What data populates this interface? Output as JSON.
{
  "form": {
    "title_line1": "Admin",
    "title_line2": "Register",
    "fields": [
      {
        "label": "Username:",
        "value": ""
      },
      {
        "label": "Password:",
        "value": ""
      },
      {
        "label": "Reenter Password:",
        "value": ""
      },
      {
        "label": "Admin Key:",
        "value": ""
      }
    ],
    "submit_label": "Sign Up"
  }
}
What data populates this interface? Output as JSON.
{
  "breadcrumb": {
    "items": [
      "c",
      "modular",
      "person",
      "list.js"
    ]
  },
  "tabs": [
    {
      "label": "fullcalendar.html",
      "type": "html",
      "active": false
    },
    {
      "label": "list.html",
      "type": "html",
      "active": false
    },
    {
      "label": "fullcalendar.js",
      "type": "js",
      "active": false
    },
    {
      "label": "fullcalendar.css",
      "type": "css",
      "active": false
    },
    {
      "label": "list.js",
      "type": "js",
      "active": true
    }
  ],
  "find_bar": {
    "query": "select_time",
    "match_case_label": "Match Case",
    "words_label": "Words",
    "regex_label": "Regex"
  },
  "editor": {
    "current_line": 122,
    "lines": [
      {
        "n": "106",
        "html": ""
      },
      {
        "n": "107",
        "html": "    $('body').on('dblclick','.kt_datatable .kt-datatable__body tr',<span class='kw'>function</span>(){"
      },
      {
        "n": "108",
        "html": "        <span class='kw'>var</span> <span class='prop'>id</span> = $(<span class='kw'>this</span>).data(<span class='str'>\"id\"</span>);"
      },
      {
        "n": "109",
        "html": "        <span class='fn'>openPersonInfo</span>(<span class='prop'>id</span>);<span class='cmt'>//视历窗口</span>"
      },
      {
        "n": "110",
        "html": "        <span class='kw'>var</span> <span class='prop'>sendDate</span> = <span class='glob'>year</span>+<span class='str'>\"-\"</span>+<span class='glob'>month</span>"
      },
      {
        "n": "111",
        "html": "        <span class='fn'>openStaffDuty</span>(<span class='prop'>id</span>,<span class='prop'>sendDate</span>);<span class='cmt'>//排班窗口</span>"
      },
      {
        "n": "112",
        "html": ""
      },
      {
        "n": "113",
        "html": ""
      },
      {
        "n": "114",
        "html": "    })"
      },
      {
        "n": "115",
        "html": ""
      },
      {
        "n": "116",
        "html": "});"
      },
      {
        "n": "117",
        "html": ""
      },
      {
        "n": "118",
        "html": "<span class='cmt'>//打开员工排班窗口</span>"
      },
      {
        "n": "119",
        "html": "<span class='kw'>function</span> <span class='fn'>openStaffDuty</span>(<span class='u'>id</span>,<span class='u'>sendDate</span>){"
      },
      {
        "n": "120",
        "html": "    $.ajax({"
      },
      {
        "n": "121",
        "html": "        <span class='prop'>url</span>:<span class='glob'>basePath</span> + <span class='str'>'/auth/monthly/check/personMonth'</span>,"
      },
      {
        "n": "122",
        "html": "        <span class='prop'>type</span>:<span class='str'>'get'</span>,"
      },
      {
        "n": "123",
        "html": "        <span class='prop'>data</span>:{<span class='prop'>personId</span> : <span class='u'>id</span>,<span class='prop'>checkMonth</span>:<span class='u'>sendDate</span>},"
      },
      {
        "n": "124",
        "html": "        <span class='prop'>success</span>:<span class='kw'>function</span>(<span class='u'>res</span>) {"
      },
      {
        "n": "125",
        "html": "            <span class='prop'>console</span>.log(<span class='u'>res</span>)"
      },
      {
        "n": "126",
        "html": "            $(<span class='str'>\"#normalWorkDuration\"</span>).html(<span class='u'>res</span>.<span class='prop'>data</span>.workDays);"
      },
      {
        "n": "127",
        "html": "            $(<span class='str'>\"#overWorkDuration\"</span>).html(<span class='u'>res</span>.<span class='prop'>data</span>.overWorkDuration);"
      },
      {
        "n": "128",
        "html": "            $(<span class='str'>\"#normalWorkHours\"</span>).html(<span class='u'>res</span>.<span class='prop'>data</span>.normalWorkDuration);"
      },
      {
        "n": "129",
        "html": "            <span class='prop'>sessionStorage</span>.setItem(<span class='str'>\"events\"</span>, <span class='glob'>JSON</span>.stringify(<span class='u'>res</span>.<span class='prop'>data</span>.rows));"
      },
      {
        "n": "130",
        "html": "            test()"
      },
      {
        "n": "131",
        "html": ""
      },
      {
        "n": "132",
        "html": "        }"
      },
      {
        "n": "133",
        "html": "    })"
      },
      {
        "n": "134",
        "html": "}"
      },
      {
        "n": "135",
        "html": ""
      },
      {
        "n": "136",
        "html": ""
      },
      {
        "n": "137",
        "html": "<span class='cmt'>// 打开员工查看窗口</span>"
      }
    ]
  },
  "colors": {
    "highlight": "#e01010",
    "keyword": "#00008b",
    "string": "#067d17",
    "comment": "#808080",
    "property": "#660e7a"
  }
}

=======

Give all the records again. Match them exactly.

- Answer to the problem -
What data populates this interface? Output as JSON.
{
  "form": {
    "title_line1": "Admin",
    "title_line2": "Register",
    "fields": [
      {
        "label": "Username:",
        "value": ""
      },
      {
        "label": "Password:",
        "value": ""
      },
      {
        "label": "Reenter Password:",
        "value": ""
      },
      {
        "label": "Admin Key:",
        "value": ""
      }
    ],
    "submit_label": "Sign Up"
  }
}
What data populates this interface? Output as JSON.
{
  "breadcrumb": {
    "items": [
      "c",
      "modular",
      "person",
      "list.js"
    ]
  },
  "tabs": [
    {
      "label": "fullcalendar.html",
      "type": "html",
      "active": false
    },
    {
      "label": "list.html",
      "type": "html",
      "active": false
    },
    {
      "label": "fullcalendar.js",
      "type": "js",
      "active": false
    },
    {
      "label": "fullcalendar.css",
      "type": "css",
      "active": false
    },
    {
      "label": "list.js",
      "type": "js",
      "active": true
    }
  ],
  "find_bar": {
    "query": "select_time",
    "match_case_label": "Match Case",
    "words_label": "Words",
    "regex_label": "Regex"
  },
  "editor": {
    "current_line": 122,
    "lines": [
      {
        "n": "106",
        "html": ""
      },
      {
        "n": "107",
        "html": "    $('body').on('dblclick','.kt_datatable .kt-datatable__body tr',<span class='kw'>function</span>(){"
      },
      {
        "n": "108",
        "html": "        <span class='kw'>var</span> <span class='prop'>id</span> = $(<span class='kw'>this</span>).data(<span class='str'>\"id\"</span>);"
      },
      {
        "n": "109",
        "html": "        <span class='fn'>openPersonInfo</span>(<span class='prop'>id</span>);<span class='cmt'>//视历窗口</span>"
      },
      {
        "n": "110",
        "html": "        <span class='kw'>var</span> <span class='prop'>sendDate</span> = <span class='glob'>year</span>+<span class='str'>\"-\"</span>+<span class='glob'>month</span>"
      },
      {
        "n": "111",
        "html": "        <span class='fn'>openStaffDuty</span>(<span class='prop'>id</span>,<span class='prop'>sendDate</span>);<span class='cmt'>//排班窗口</span>"
      },
      {
        "n": "112",
        "html": ""
      },
      {
        "n": "113",
        "html": ""
      },
      {
        "n": "114",
        "html": "    })"
      },
      {
        "n": "115",
        "html": ""
      },
      {
        "n": "116",
        "html": "});"
      },
      {
        "n": "117",
        "html": ""
      },
      {
        "n": "118",
        "html": "<span class='cmt'>//打开员工排班窗口</span>"
      },
      {
        "n": "119",
        "html": "<span class='kw'>function</span> <span class='fn'>openStaffDuty</span>(<span class='u'>id</span>,<span class='u'>sendDate</span>){"
      },
      {
        "n": "120",
        "html": "    $.ajax({"
      },
      {
        "n": "121",
        "html": "        <span class='prop'>url</span>:<span class='glob'>basePath</span> + <span class='str'>'/auth/monthly/check/personMonth'</span>,"
      },
      {
        "n": "122",
        "html": "        <span class='prop'>type</span>:<span class='str'>'get'</span>,"
      },
      {
        "n": "123",
        "html": "        <span class='prop'>data</span>:{<span class='prop'>personId</span> : <span class='u'>id</span>,<span class='prop'>checkMonth</span>:<span class='u'>sendDate</span>},"
      },
      {
        "n": "124",
        "html": "        <span class='prop'>success</span>:<span class='kw'>function</span>(<span class='u'>res</span>) {"
      },
      {
        "n": "125",
        "html": "            <span class='prop'>console</span>.log(<span class='u'>res</span>)"
      },
      {
        "n": "126",
        "html": "            $(<span class='str'>\"#normalWorkDuration\"</span>).html(<span class='u'>res</span>.<span class='prop'>data</span>.workDays);"
      },
      {
        "n": "127",
        "html": "            $(<span class='str'>\"#overWorkDuration\"</span>).html(<span class='u'>res</span>.<span class='prop'>data</span>.overWorkDuration);"
      },
      {
        "n": "128",
        "html": "            $(<span class='str'>\"#normalWorkHours\"</span>).html(<span class='u'>res</span>.<span class='prop'>data</span>.normalWorkDuration);"
      },
      {
        "n": "129",
        "html": "            <span class='prop'>sessionStorage</span>.setItem(<span class='str'>\"events\"</span>, <span class='glob'>JSON</span>.stringify(<span class='u'>res</span>.<span class='prop'>data</span>.rows));"
      },
      {
        "n": "130",
        "html": "            test()"
      },
      {
        "n": "131",
        "html": ""
      },
      {
        "n": "132",
        "html": "        }"
      },
      {
        "n": "133",
        "html": "    })"
      },
      {
        "n": "134",
        "html": "}"
      },
      {
        "n": "135",
        "html": ""
      },
      {
        "n": "136",
        "html": ""
      },
      {
        "n": "137",
        "html": "<span class='cmt'>// 打开员工查看窗口</span>"
      }
    ]
  },
  "colors": {
    "highlight": "#e01010",
    "keyword": "#00008b",
    "string": "#067d17",
    "comment": "#808080",
    "property": "#660e7a"
  }
}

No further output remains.